Which lines below hold the word "using"? Report each one.

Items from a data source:
########################################

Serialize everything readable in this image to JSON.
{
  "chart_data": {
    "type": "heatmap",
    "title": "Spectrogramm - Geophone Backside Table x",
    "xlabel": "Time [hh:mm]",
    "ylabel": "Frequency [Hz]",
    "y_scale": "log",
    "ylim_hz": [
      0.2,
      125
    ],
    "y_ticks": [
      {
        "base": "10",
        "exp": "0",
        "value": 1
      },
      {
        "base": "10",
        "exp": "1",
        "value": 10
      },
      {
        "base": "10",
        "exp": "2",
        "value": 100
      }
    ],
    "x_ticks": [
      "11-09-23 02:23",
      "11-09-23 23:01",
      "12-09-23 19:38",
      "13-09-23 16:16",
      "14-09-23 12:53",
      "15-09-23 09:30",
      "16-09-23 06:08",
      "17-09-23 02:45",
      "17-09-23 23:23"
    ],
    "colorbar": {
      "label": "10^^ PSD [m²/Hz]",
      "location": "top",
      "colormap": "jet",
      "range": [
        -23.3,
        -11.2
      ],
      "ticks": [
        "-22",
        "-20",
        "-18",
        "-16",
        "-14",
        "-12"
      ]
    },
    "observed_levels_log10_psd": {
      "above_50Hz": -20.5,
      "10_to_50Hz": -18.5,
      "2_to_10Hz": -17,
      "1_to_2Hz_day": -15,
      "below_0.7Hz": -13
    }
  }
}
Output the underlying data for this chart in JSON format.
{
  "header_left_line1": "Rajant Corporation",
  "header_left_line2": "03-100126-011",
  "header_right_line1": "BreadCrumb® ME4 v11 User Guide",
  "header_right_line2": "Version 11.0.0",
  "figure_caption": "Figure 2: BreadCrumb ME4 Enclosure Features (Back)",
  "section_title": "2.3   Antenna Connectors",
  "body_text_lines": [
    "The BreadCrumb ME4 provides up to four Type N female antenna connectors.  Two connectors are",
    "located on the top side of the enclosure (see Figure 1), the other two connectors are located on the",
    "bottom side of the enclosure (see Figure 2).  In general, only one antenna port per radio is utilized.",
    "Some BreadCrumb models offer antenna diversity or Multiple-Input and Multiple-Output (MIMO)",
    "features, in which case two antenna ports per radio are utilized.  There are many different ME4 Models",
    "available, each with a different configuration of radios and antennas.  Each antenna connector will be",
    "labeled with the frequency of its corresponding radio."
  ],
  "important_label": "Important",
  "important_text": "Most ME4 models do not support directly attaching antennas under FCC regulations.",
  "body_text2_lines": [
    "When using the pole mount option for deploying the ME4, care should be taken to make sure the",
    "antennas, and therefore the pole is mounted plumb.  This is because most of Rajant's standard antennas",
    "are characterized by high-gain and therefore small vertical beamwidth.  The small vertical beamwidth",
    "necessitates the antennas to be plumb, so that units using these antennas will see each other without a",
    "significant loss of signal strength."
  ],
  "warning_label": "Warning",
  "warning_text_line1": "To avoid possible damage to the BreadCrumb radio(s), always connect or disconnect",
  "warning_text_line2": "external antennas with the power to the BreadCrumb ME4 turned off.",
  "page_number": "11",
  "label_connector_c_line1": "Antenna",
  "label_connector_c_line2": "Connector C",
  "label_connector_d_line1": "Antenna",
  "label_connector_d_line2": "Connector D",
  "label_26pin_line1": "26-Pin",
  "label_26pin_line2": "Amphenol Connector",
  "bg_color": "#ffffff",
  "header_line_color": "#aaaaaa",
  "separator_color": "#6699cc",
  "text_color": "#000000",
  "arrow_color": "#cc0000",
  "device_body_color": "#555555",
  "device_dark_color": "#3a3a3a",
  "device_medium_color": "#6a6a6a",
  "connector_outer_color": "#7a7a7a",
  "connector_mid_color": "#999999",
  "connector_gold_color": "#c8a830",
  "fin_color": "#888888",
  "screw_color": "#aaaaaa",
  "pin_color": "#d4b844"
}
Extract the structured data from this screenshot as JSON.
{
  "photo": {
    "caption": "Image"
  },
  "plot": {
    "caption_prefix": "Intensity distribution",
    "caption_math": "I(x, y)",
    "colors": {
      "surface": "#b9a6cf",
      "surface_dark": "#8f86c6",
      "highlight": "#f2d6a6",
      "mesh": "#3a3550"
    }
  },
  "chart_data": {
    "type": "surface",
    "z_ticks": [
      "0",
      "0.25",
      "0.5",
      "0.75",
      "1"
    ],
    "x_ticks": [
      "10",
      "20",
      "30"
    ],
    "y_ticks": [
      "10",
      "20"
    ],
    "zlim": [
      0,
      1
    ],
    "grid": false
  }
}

########################################

Output of the exercise:
    "When using the pole mount option for deploying the ME4, care should be taken to make sure the",
    "necessitates the antennas to be plumb, so that units using these antennas will see each other without a",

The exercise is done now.